# TASK DESCRIPTION
Write out each line exactly as given. Leave the pictures out of your copy.

━━━━━ SUPPLIED MATERIAL

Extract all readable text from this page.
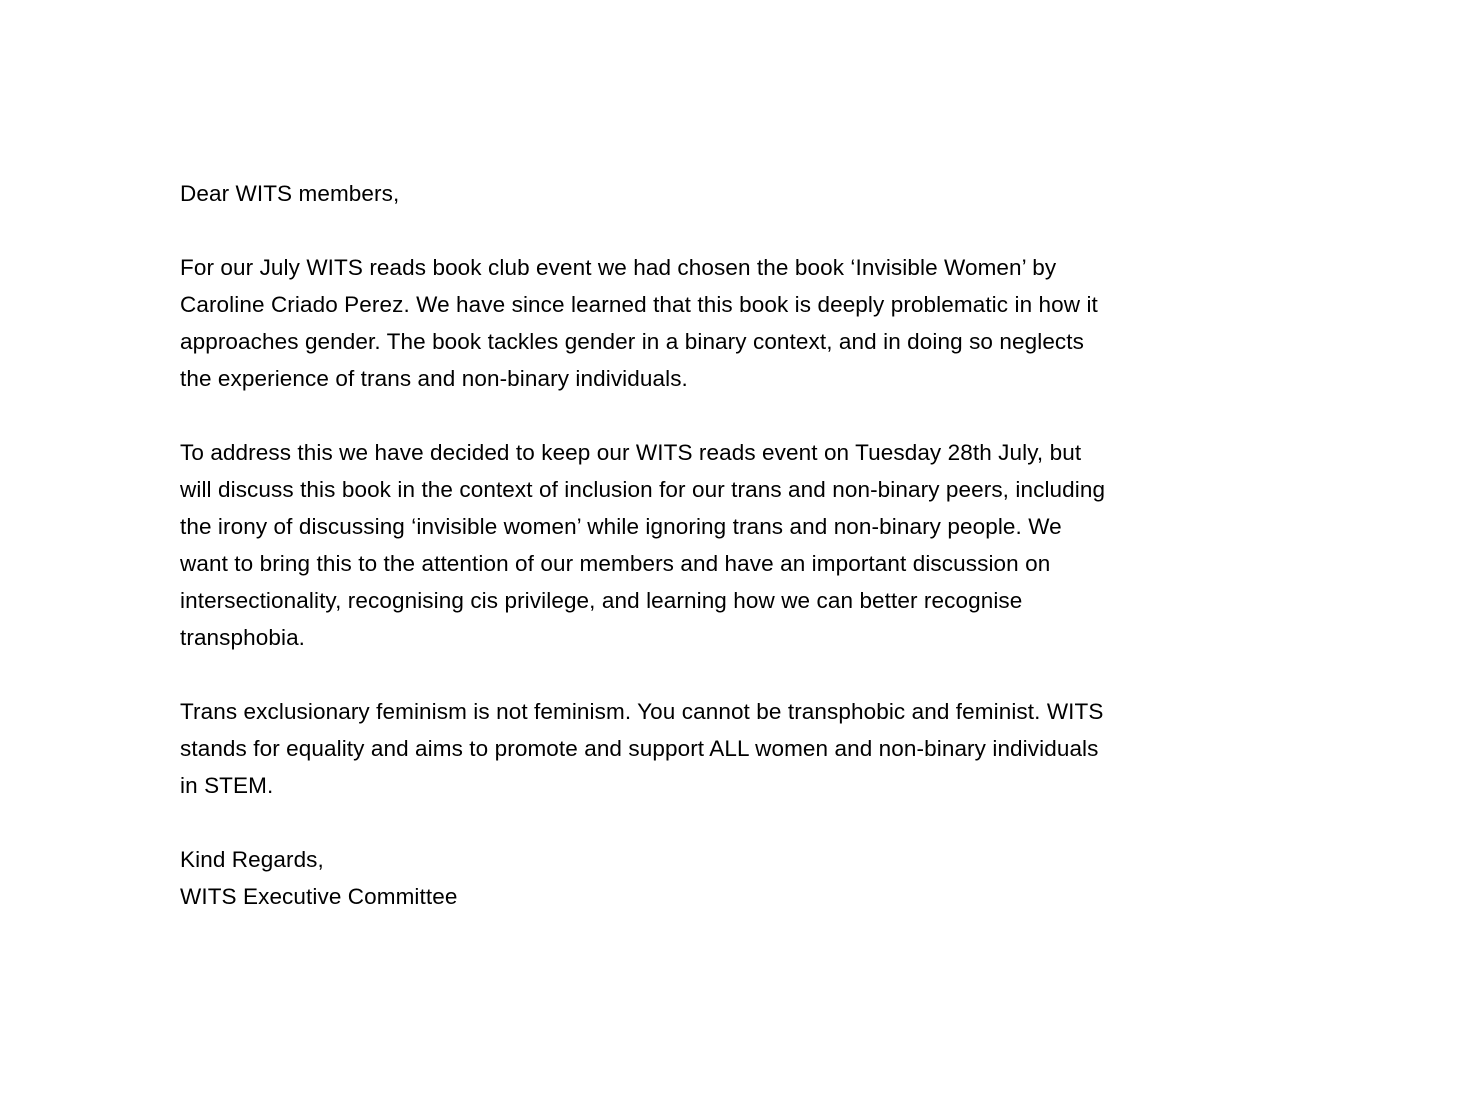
Dear WITS members,
For our July WITS reads book club event we had chosen the book ‘Invisible Women’ by
Caroline Criado Perez. We have since learned that this book is deeply problematic in how it
approaches gender. The book tackles gender in a binary context, and in doing so neglects
the experience of trans and non-binary individuals.
To address this we have decided to keep our WITS reads event on Tuesday 28th July, but
will discuss this book in the context of inclusion for our trans and non-binary peers, including
the irony of discussing ‘invisible women’ while ignoring trans and non-binary people. We
want to bring this to the attention of our members and have an important discussion on
intersectionality, recognising cis privilege, and learning how we can better recognise
transphobia.
Trans exclusionary feminism is not feminism. You cannot be transphobic and feminist. WITS
stands for equality and aims to promote and support ALL women and non-binary individuals
in STEM.
Kind Regards,
WITS Executive Committee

━━━━━━━━━━

# TASK RESPONSE
Extract all readable text from this page.
Dear WITS members,
For our July WITS reads book club event we had chosen the book ‘Invisible Women’ by
Caroline Criado Perez. We have since learned that this book is deeply problematic in how it
approaches gender. The book tackles gender in a binary context, and in doing so neglects
the experience of trans and non-binary individuals.
To address this we have decided to keep our WITS reads event on Tuesday 28th July, but
will discuss this book in the context of inclusion for our trans and non-binary peers, including
the irony of discussing ‘invisible women’ while ignoring trans and non-binary people. We
want to bring this to the attention of our members and have an important discussion on
intersectionality, recognising cis privilege, and learning how we can better recognise
transphobia.
Trans exclusionary feminism is not feminism. You cannot be transphobic and feminist. WITS
stands for equality and aims to promote and support ALL women and non-binary individuals
in STEM.
Kind Regards,
WITS Executive Committee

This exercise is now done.